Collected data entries
** Start **
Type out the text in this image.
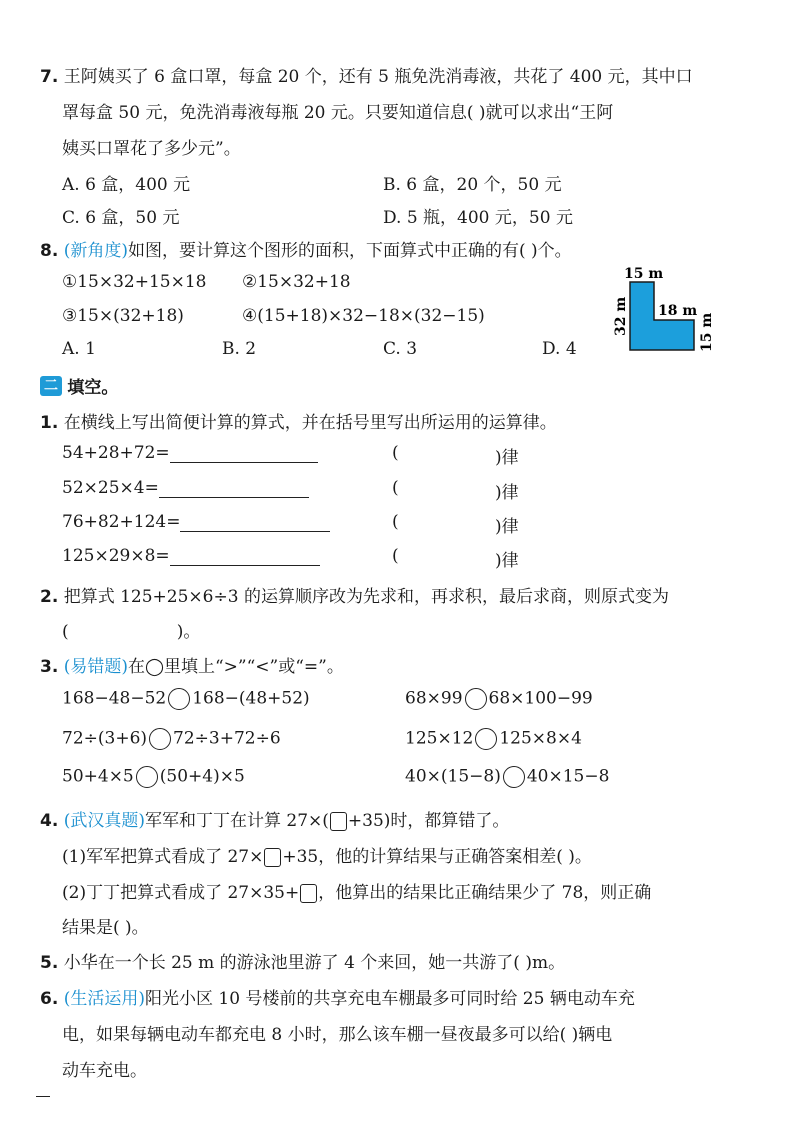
7. 王阿姨买了 6 盒口罩，每盒 20 个，还有 5 瓶免洗消毒液，共花了 400 元，其中口
罩每盒 50 元，免洗消毒液每瓶 20 元。只要知道信息( )就可以求出“王阿
姨买口罩花了多少元”。
A. 6 盒，400 元	B. 6 盒，20 个，50 元
C. 6 盒，50 元	D. 5 瓶，400 元，50 元
8. (新角度)如图，要计算这个图形的面积，下面算式中正确的有( )个。
①15×32+15×18 ②15×32+18
③15×(32+18)	④(15+18)×32−18×(32−15)
A. 1	B. 2	C. 3	D. 4
15 m
18 m
32 m	15 m
二 填空。
1. 在横线上写出简便计算的算式，并在括号里写出所运用的运算律。
54+28+72=	(	)律
52×25×4=	(	)律
76+82+124=	(	)律
125×29×8=	(	)律
2. 把算式 125+25×6÷3 的运算顺序改为先求和，再求积，最后求商，则原式变为
(                    )。
3. (易错题)在◯里填上“>”“<”或“=”。
168−48−52 168−(48+52)	68×99 68×100−99
72÷(3+6) 72÷3+72÷6	125×12 125×8×4
50+4×5 (50+4)×5	40×(15−8) 40×15−8
4. (武汉真题)军军和丁丁在计算 27×( +35)时，都算错了。
(1)军军把算式看成了 27× +35，他的计算结果与正确答案相差( )。
(2)丁丁把算式看成了 27×35+ ，他算出的结果比正确结果少了 78，则正确
结果是( )。
5. 小华在一个长 25 m 的游泳池里游了 4 个来回，她一共游了( )m。
6. (生活运用)阳光小区 10 号楼前的共享充电车棚最多可同时给 25 辆电动车充
电，如果每辆电动车都充电 8 小时，那么该车棚一昼夜最多可以给( )辆电
动车充电。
** End **
Skipping the pictures, transcribe each line above exactly as it appears.

Type out the text in this image.
7. 王阿姨买了 6 盒口罩，每盒 20 个，还有 5 瓶免洗消毒液，共花了 400 元，其中口
罩每盒 50 元，免洗消毒液每瓶 20 元。只要知道信息( )就可以求出“王阿
姨买口罩花了多少元”。
A. 6 盒，400 元	B. 6 盒，20 个，50 元
C. 6 盒，50 元	D. 5 瓶，400 元，50 元
8. (新角度)如图，要计算这个图形的面积，下面算式中正确的有( )个。
①15×32+15×18 ②15×32+18
③15×(32+18)	④(15+18)×32−18×(32−15)
A. 1	B. 2	C. 3	D. 4
15 m
18 m
32 m	15 m
二 填空。
1. 在横线上写出简便计算的算式，并在括号里写出所运用的运算律。
54+28+72=	(	)律
52×25×4=	(	)律
76+82+124=	(	)律
125×29×8=	(	)律
2. 把算式 125+25×6÷3 的运算顺序改为先求和，再求积，最后求商，则原式变为
(                    )。
3. (易错题)在◯里填上“>”“<”或“=”。
168−48−52 168−(48+52)	68×99 68×100−99
72÷(3+6) 72÷3+72÷6	125×12 125×8×4
50+4×5 (50+4)×5	40×(15−8) 40×15−8
4. (武汉真题)军军和丁丁在计算 27×( +35)时，都算错了。
(1)军军把算式看成了 27× +35，他的计算结果与正确答案相差( )。
(2)丁丁把算式看成了 27×35+ ，他算出的结果比正确结果少了 78，则正确
结果是( )。
5. 小华在一个长 25 m 的游泳池里游了 4 个来回，她一共游了( )m。
6. (生活运用)阳光小区 10 号楼前的共享充电车棚最多可同时给 25 辆电动车充
电，如果每辆电动车都充电 8 小时，那么该车棚一昼夜最多可以给( )辆电
动车充电。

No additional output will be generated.